DIRECTION =>
Check every line of the entries below for the word "Kotiseutusäätiön", and copy the ones that have it.

───── DATA PROVIDED

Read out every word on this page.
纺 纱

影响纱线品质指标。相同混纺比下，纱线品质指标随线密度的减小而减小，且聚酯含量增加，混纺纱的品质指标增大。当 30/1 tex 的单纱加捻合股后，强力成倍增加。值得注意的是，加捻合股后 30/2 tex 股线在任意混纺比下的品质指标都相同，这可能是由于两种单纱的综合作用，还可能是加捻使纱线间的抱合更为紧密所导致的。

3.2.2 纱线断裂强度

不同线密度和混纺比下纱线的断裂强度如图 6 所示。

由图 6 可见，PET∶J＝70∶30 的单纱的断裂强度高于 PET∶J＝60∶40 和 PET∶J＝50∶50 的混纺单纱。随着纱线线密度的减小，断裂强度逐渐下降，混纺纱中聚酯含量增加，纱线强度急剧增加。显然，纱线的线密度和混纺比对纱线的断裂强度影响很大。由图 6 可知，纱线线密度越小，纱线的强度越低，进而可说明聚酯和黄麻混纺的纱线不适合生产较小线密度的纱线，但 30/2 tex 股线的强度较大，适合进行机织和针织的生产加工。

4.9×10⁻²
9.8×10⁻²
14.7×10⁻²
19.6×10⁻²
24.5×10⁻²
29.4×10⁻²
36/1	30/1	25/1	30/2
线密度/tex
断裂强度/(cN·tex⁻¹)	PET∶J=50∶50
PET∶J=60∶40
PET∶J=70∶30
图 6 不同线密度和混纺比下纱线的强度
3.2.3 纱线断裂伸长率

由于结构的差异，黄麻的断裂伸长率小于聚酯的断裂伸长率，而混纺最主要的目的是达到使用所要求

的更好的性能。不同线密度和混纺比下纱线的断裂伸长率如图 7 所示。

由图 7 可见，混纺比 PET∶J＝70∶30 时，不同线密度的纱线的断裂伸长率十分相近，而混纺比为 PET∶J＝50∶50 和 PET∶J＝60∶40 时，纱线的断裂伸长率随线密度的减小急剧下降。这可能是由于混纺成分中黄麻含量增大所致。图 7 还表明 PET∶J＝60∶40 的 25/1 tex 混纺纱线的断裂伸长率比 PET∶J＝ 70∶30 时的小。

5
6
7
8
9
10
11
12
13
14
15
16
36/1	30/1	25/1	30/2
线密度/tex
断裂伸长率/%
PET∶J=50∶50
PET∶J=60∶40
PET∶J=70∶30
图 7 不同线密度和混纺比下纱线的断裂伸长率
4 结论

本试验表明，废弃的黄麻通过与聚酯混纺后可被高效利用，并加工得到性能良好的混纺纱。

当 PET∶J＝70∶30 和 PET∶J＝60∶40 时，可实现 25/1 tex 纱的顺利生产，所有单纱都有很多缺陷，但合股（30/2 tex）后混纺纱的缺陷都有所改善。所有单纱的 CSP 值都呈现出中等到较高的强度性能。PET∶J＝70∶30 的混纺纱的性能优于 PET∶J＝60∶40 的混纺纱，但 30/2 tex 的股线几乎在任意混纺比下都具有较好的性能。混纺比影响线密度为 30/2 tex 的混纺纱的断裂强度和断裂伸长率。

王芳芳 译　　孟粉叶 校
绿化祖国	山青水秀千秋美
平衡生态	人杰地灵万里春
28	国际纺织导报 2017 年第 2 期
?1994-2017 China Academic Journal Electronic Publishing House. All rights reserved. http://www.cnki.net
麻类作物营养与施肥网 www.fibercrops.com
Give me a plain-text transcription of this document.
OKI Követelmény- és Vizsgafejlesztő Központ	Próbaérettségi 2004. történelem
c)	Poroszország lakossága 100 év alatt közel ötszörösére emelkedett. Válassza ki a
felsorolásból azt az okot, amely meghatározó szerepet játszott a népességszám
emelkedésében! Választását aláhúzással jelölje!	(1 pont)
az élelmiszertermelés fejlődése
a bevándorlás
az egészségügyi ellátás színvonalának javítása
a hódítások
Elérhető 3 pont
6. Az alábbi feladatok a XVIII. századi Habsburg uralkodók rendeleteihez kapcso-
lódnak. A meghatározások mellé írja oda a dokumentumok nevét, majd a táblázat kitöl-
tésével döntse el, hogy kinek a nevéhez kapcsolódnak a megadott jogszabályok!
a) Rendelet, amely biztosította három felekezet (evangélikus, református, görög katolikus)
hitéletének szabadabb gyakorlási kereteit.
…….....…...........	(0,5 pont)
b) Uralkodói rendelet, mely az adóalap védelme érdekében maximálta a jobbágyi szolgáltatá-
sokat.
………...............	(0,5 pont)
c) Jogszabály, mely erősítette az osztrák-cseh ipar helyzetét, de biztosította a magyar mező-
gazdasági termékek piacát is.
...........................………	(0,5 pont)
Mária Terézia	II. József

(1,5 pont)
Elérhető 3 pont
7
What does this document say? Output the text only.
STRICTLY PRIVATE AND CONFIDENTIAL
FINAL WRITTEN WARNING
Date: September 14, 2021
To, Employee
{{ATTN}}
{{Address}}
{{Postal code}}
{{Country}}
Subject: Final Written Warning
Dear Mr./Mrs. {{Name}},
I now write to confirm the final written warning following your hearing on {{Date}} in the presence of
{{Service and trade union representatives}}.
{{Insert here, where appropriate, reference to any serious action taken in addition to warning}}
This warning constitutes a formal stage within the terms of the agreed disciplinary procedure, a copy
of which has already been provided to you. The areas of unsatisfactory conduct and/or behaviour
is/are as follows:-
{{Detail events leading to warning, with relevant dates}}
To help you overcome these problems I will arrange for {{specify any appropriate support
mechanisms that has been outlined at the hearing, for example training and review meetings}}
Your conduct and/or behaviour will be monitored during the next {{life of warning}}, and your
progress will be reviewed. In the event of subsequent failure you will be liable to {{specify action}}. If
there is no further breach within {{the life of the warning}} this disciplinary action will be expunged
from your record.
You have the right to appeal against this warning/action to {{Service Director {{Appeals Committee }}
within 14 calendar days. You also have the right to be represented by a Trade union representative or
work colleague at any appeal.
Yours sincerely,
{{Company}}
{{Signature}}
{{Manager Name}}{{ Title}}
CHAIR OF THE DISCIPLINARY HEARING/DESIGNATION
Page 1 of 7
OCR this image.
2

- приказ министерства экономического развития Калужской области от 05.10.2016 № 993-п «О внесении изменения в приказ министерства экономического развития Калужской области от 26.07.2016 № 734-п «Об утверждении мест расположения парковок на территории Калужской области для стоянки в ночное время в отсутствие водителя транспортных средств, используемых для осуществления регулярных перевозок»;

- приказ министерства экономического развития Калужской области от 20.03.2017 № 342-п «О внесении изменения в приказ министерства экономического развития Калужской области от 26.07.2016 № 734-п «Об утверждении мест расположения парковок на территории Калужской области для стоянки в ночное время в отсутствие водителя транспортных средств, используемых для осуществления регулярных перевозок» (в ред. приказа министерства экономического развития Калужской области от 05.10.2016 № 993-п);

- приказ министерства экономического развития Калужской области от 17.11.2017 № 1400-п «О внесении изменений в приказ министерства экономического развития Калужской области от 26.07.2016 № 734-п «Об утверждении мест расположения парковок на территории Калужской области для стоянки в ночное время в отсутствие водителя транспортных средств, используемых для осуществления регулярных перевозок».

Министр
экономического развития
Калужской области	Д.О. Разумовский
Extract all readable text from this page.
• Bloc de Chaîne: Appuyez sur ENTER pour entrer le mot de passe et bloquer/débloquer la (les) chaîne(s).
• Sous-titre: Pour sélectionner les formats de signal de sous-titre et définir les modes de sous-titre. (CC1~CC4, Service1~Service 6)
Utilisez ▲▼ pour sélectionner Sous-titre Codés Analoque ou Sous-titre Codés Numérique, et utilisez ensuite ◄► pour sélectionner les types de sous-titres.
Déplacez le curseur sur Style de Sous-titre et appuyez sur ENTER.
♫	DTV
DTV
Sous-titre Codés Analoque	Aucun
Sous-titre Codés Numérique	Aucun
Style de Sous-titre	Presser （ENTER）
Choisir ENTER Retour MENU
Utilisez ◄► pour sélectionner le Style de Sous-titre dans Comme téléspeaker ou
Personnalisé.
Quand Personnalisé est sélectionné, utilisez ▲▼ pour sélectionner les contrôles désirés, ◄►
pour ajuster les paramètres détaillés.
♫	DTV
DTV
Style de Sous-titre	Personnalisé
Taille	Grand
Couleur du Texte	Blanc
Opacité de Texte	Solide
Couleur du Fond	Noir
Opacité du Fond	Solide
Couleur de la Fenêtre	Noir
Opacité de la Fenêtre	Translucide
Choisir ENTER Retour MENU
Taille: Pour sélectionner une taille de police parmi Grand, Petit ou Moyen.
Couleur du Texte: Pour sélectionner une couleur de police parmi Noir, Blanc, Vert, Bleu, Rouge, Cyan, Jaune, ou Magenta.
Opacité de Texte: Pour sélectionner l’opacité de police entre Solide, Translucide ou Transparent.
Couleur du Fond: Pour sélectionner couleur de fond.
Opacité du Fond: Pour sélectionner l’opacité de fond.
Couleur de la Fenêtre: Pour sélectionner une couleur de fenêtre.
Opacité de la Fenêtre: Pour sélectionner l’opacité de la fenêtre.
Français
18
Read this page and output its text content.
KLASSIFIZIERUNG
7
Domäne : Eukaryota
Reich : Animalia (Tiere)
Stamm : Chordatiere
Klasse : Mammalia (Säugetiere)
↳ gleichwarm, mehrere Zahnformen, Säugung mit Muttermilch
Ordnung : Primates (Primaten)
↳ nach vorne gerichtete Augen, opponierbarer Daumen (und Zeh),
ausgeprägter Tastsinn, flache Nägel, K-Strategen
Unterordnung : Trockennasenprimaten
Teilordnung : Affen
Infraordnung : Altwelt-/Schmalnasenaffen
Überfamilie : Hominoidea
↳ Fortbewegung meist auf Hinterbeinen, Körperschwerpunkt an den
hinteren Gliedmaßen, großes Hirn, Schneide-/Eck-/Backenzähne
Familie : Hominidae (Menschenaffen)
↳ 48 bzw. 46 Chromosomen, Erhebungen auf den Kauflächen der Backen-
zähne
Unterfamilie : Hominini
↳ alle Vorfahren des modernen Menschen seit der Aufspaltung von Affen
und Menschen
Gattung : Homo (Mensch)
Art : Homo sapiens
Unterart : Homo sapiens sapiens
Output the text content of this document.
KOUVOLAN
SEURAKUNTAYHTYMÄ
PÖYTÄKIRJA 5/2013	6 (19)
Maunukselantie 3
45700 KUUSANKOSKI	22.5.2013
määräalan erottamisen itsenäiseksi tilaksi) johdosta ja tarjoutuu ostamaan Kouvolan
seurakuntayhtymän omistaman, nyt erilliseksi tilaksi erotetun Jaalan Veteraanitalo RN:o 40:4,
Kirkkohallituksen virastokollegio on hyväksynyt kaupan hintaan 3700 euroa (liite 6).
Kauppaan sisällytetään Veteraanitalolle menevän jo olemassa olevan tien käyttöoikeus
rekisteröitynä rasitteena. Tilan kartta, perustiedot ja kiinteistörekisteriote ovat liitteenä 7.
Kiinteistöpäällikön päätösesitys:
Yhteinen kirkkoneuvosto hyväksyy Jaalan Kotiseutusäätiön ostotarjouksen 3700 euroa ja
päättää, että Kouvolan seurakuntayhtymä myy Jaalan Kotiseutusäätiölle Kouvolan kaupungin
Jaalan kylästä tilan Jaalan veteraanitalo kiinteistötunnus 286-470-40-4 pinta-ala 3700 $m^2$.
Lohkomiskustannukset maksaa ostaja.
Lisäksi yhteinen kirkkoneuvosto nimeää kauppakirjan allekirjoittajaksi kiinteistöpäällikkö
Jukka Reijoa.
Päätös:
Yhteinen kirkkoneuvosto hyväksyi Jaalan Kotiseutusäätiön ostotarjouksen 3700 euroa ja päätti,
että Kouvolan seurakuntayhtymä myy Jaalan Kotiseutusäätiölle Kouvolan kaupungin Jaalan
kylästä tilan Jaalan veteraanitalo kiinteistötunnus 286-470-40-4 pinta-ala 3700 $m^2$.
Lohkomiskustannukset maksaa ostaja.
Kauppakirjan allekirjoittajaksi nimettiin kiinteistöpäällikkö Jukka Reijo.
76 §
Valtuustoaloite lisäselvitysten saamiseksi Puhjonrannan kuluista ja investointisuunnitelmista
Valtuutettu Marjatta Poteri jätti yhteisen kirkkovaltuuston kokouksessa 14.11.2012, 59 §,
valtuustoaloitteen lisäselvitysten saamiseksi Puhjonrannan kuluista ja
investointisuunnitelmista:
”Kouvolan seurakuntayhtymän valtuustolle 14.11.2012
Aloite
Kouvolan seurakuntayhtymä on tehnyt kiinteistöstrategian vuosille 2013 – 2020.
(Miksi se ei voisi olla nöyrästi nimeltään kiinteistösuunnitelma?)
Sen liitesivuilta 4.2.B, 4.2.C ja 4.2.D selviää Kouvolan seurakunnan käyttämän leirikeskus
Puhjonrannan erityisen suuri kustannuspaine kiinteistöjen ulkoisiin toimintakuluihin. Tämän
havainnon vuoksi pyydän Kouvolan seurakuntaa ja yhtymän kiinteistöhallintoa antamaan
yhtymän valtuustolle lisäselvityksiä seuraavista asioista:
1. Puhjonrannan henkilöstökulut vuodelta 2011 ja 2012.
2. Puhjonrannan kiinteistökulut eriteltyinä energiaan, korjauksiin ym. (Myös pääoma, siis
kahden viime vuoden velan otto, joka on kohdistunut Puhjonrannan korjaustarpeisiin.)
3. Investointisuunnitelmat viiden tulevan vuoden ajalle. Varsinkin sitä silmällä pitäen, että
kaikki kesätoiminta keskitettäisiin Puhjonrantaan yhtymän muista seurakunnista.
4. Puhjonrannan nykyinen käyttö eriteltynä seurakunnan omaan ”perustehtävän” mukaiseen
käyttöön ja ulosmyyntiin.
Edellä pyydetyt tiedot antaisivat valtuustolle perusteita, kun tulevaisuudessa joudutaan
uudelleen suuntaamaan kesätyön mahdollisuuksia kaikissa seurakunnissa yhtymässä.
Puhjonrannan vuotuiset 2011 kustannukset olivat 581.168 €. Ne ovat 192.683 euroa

──────────

RESULT FOR THIS TASK =>
Yhteinen kirkkoneuvosto hyväksyy Jaalan Kotiseutusäätiön ostotarjouksen 3700 euroa ja
Yhteinen kirkkoneuvosto hyväksyi Jaalan Kotiseutusäätiön ostotarjouksen 3700 euroa ja päätti,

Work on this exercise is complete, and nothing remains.